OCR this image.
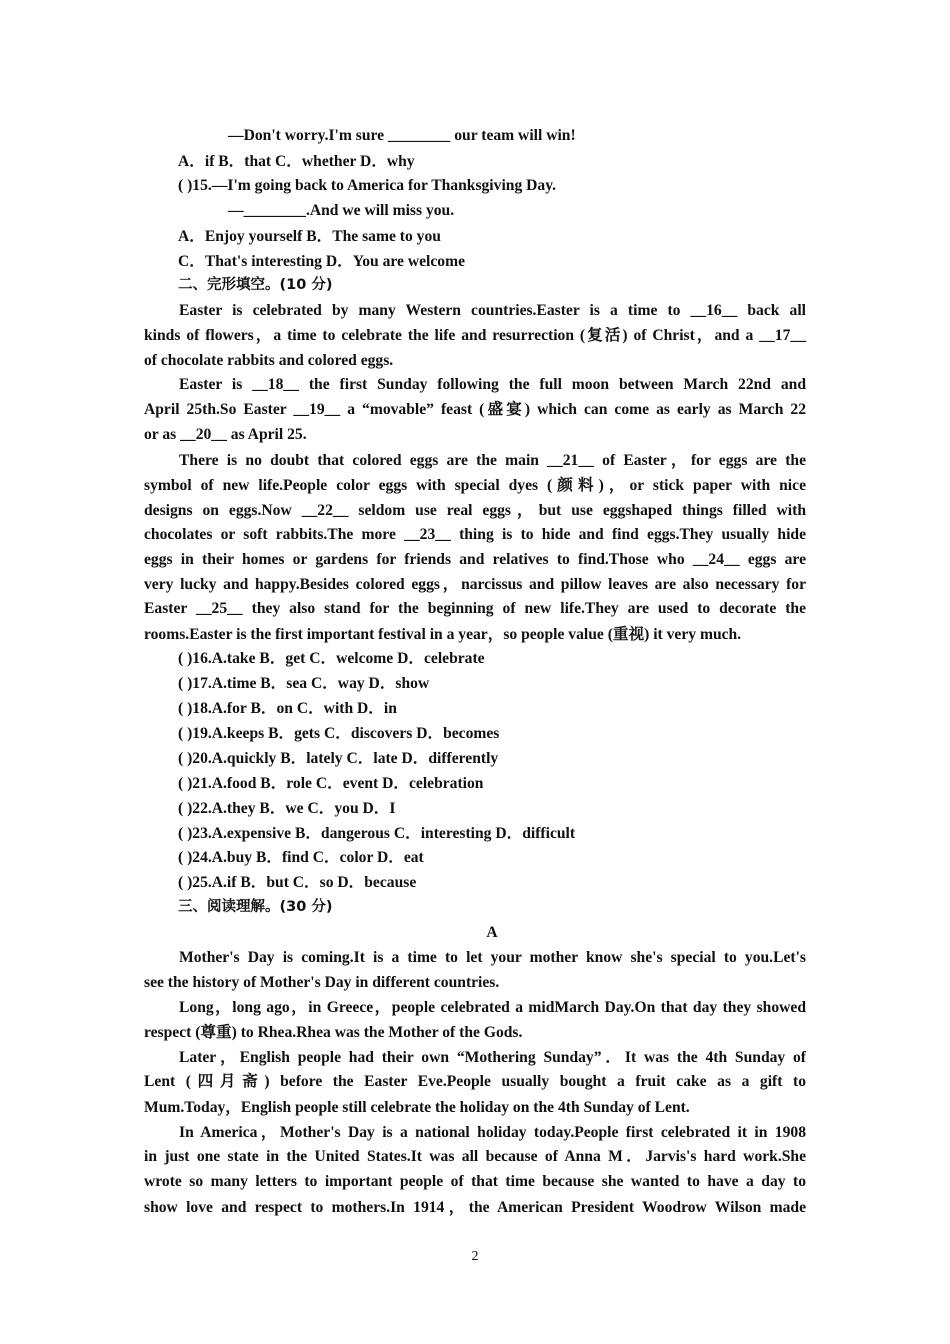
—Don't worry.I'm sure ________ our team will win!
A．if B．that C．whether D．why
( )15.—I'm going back to America for Thanksgiving Day.
—________.And we will miss you.
A．Enjoy yourself B．The same to you
C．That's interesting D．You are welcome
二、完形填空。(10 分)
Easter is celebrated by many Western countries.Easter is a time to __16__ back all
kinds of flowers，a time to celebrate the life and resurrection (复活) of Christ，and a __17__
of chocolate rabbits and colored eggs.
Easter is __18__ the first Sunday following the full moon between March 22nd and
April 25th.So Easter __19__ a “movable” feast (盛宴) which can come as early as March 22
or as __20__ as April 25.
There is no doubt that colored eggs are the main __21__ of Easter，for eggs are the
symbol of new life.People color eggs with special dyes (颜料)，or stick paper with nice
designs on eggs.Now __22__ seldom use real eggs，but use eggshaped things filled with
chocolates or soft rabbits.The more __23__ thing is to hide and find eggs.They usually hide
eggs in their homes or gardens for friends and relatives to find.Those who __24__ eggs are
very lucky and happy.Besides colored eggs，narcissus and pillow leaves are also necessary for
Easter __25__ they also stand for the beginning of new life.They are used to decorate the
rooms.Easter is the first important festival in a year，so people value (重视) it very much.
( )16.A.take B．get C．welcome D．celebrate
( )17.A.time B．sea C．way D．show
( )18.A.for B．on C．with D．in
( )19.A.keeps B．gets C．discovers D．becomes
( )20.A.quickly B．lately C．late D．differently
( )21.A.food B．role C．event D．celebration
( )22.A.they B．we C．you D．I
( )23.A.expensive B．dangerous C．interesting D．difficult
( )24.A.buy B．find C．color D．eat
( )25.A.if B．but C．so D．because
三、阅读理解。(30 分)
A
Mother's Day is coming.It is a time to let your mother know she's special to you.Let's
see the history of Mother's Day in different countries.
Long，long ago，in Greece，people celebrated a midMarch Day.On that day they showed
respect (尊重) to Rhea.Rhea was the Mother of the Gods.
Later，English people had their own “Mothering Sunday”．It was the 4th Sunday of
Lent (四月斋) before the Easter Eve.People usually bought a fruit cake as a gift to
Mum.Today，English people still celebrate the holiday on the 4th Sunday of Lent.
In America，Mother's Day is a national holiday today.People first celebrated it in 1908
in just one state in the United States.It was all because of Anna M．Jarvis's hard work.She
wrote so many letters to important people of that time because she wanted to have a day to
show love and respect to mothers.In 1914，the American President Woodrow Wilson made
2
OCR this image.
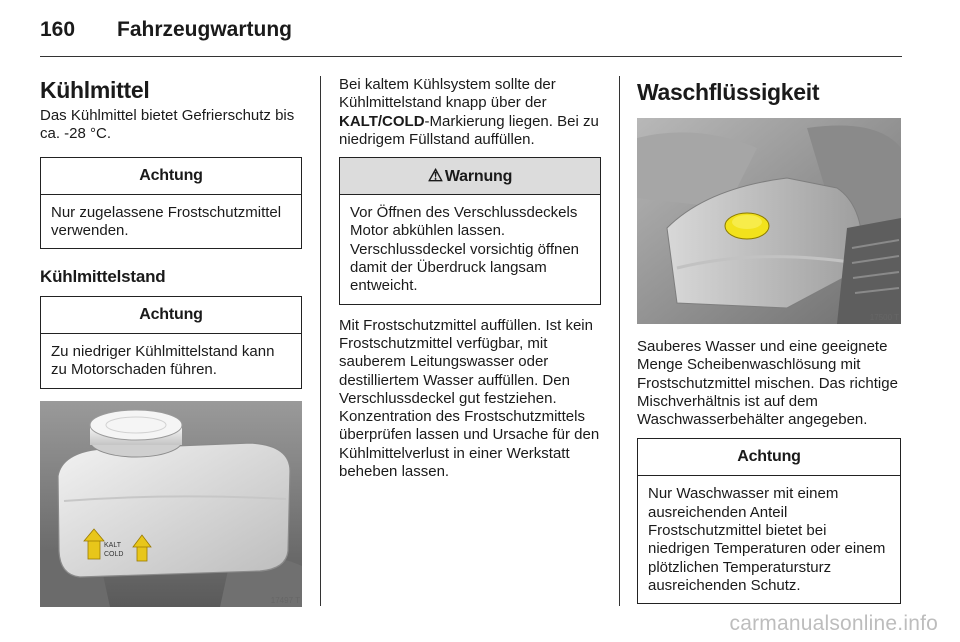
160 Fahrzeugwartung
Kühlmittel

Das Kühlmittel bietet Gefrierschutz bis ca. -28 °C.

Achtung
Nur zugelassene Frostschutzmittel verwenden.
Kühlmittelstand
Achtung
Zu niedriger Kühlmittelstand kann zu Motorschaden führen.
KALT
COLD
17497 T

Bei kaltem Kühlsystem sollte der Kühlmittelstand knapp über der KALT/COLD-Markierung liegen. Bei zu niedrigem Füllstand auffüllen.

⚠ Warnung
Vor Öffnen des Verschlussdeckels Motor abkühlen lassen. Verschlussdeckel vorsichtig öffnen damit der Überdruck langsam entweicht.

Mit Frostschutzmittel auffüllen. Ist kein Frostschutzmittel verfügbar, mit sauberem Leitungswasser oder destilliertem Wasser auffüllen. Den Verschlussdeckel gut festziehen. Konzentration des Frostschutzmittels überprüfen lassen und Ursache für den Kühlmittelverlust in einer Werkstatt beheben lassen.

Waschflüssigkeit
17500 T

Sauberes Wasser und eine geeignete Menge Scheibenwaschlösung mit Frostschutzmittel mischen. Das richtige Mischverhältnis ist auf dem Waschwasserbehälter angegeben.

Achtung
Nur Waschwasser mit einem ausreichenden Anteil Frostschutzmittel bietet bei niedrigen Temperaturen oder einem plötzlichen Temperatursturz ausreichenden Schutz.
carmanualsonline.info
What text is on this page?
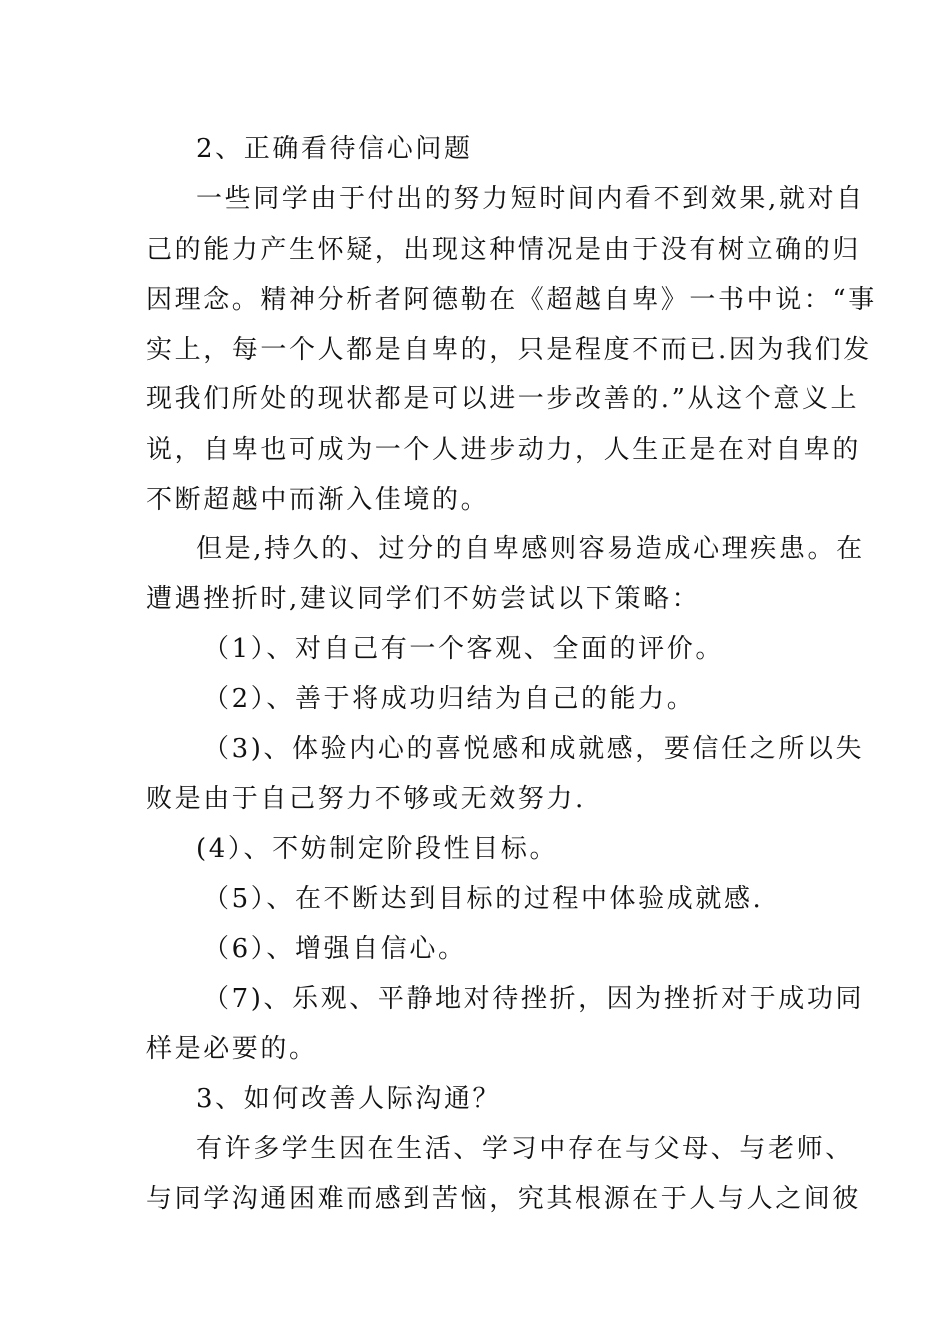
2、正确看待信心问题
一些同学由于付出的努力短时间内看不到效果,就对自
己的能力产生怀疑，出现这种情况是由于没有树立确的归
因理念。精神分析者阿德勒在《超越自卑》一书中说：“事
实上，每一个人都是自卑的，只是程度不而已.因为我们发
现我们所处的现状都是可以进一步改善的.”从这个意义上
说，自卑也可成为一个人进步动力，人生正是在对自卑的
不断超越中而渐入佳境的。
但是,持久的、过分的自卑感则容易造成心理疾患。在
遭遇挫折时,建议同学们不妨尝试以下策略：
（1）、对自己有一个客观、全面的评价。
（2）、善于将成功归结为自己的能力。
（3)、体验内心的喜悦感和成就感，要信任之所以失
败是由于自己努力不够或无效努力.
(4）、不妨制定阶段性目标。
（5）、在不断达到目标的过程中体验成就感.
（6）、增强自信心。
（7)、乐观、平静地对待挫折，因为挫折对于成功同
样是必要的。
3、如何改善人际沟通？
有许多学生因在生活、学习中存在与父母、与老师、
与同学沟通困难而感到苦恼，究其根源在于人与人之间彼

> **Stated exercise**
Set down every entry word for word, but omit the pictures.

> **Written reply**
OCR this image.
—Don't worry.I'm sure ________ our team will win!
A．if B．that C．whether D．why
( )15.—I'm going back to America for Thanksgiving Day.
—________.And we will miss you.
A．Enjoy yourself B．The same to you
C．That's interesting D．You are welcome
二、完形填空。(10 分)
Easter is celebrated by many Western countries.Easter is a time to __16__ back all
kinds of flowers，a time to celebrate the life and resurrection (复活) of Christ，and a __17__
of chocolate rabbits and colored eggs.
Easter is __18__ the first Sunday following the full moon between March 22nd and
April 25th.So Easter __19__ a “movable” feast (盛宴) which can come as early as March 22
or as __20__ as April 25.
There is no doubt that colored eggs are the main __21__ of Easter，for eggs are the
symbol of new life.People color eggs with special dyes (颜料)，or stick paper with nice
designs on eggs.Now __22__ seldom use real eggs，but use eggshaped things filled with
chocolates or soft rabbits.The more __23__ thing is to hide and find eggs.They usually hide
eggs in their homes or gardens for friends and relatives to find.Those who __24__ eggs are
very lucky and happy.Besides colored eggs，narcissus and pillow leaves are also necessary for
Easter __25__ they also stand for the beginning of new life.They are used to decorate the
rooms.Easter is the first important festival in a year，so people value (重视) it very much.
( )16.A.take B．get C．welcome D．celebrate
( )17.A.time B．sea C．way D．show
( )18.A.for B．on C．with D．in
( )19.A.keeps B．gets C．discovers D．becomes
( )20.A.quickly B．lately C．late D．differently
( )21.A.food B．role C．event D．celebration
( )22.A.they B．we C．you D．I
( )23.A.expensive B．dangerous C．interesting D．difficult
( )24.A.buy B．find C．color D．eat
( )25.A.if B．but C．so D．because
三、阅读理解。(30 分)
A
Mother's Day is coming.It is a time to let your mother know she's special to you.Let's
see the history of Mother's Day in different countries.
Long，long ago，in Greece，people celebrated a midMarch Day.On that day they showed
respect (尊重) to Rhea.Rhea was the Mother of the Gods.
Later，English people had their own “Mothering Sunday”．It was the 4th Sunday of
Lent (四月斋) before the Easter Eve.People usually bought a fruit cake as a gift to
Mum.Today，English people still celebrate the holiday on the 4th Sunday of Lent.
In America，Mother's Day is a national holiday today.People first celebrated it in 1908
in just one state in the United States.It was all because of Anna M．Jarvis's hard work.She
wrote so many letters to important people of that time because she wanted to have a day to
show love and respect to mothers.In 1914，the American President Woodrow Wilson made
2
OCR this image.
160 Fahrzeugwartung
Kühlmittel

Das Kühlmittel bietet Gefrierschutz bis ca. -28 °C.

Achtung
Nur zugelassene Frostschutzmittel verwenden.
Kühlmittelstand
Achtung
Zu niedriger Kühlmittelstand kann zu Motorschaden führen.
KALT
COLD
17497 T

Bei kaltem Kühlsystem sollte der Kühlmittelstand knapp über der KALT/COLD-Markierung liegen. Bei zu niedrigem Füllstand auffüllen.

⚠ Warnung
Vor Öffnen des Verschlussdeckels Motor abkühlen lassen. Verschlussdeckel vorsichtig öffnen damit der Überdruck langsam entweicht.

Mit Frostschutzmittel auffüllen. Ist kein Frostschutzmittel verfügbar, mit sauberem Leitungswasser oder destilliertem Wasser auffüllen. Den Verschlussdeckel gut festziehen. Konzentration des Frostschutzmittels überprüfen lassen und Ursache für den Kühlmittelverlust in einer Werkstatt beheben lassen.

Waschflüssigkeit
17500 T

Sauberes Wasser und eine geeignete Menge Scheibenwaschlösung mit Frostschutzmittel mischen. Das richtige Mischverhältnis ist auf dem Waschwasserbehälter angegeben.

Achtung
Nur Waschwasser mit einem ausreichenden Anteil Frostschutzmittel bietet bei niedrigen Temperaturen oder einem plötzlichen Temperatursturz ausreichenden Schutz.
carmanualsonline.info
What text is on this page?
2、正确看待信心问题
一些同学由于付出的努力短时间内看不到效果,就对自
己的能力产生怀疑，出现这种情况是由于没有树立确的归
因理念。精神分析者阿德勒在《超越自卑》一书中说：“事
实上，每一个人都是自卑的，只是程度不而已.因为我们发
现我们所处的现状都是可以进一步改善的.”从这个意义上
说，自卑也可成为一个人进步动力，人生正是在对自卑的
不断超越中而渐入佳境的。
但是,持久的、过分的自卑感则容易造成心理疾患。在
遭遇挫折时,建议同学们不妨尝试以下策略：
（1）、对自己有一个客观、全面的评价。
（2）、善于将成功归结为自己的能力。
（3)、体验内心的喜悦感和成就感，要信任之所以失
败是由于自己努力不够或无效努力.
(4）、不妨制定阶段性目标。
（5）、在不断达到目标的过程中体验成就感.
（6）、增强自信心。
（7)、乐观、平静地对待挫折，因为挫折对于成功同
样是必要的。
3、如何改善人际沟通？
有许多学生因在生活、学习中存在与父母、与老师、
与同学沟通困难而感到苦恼，究其根源在于人与人之间彼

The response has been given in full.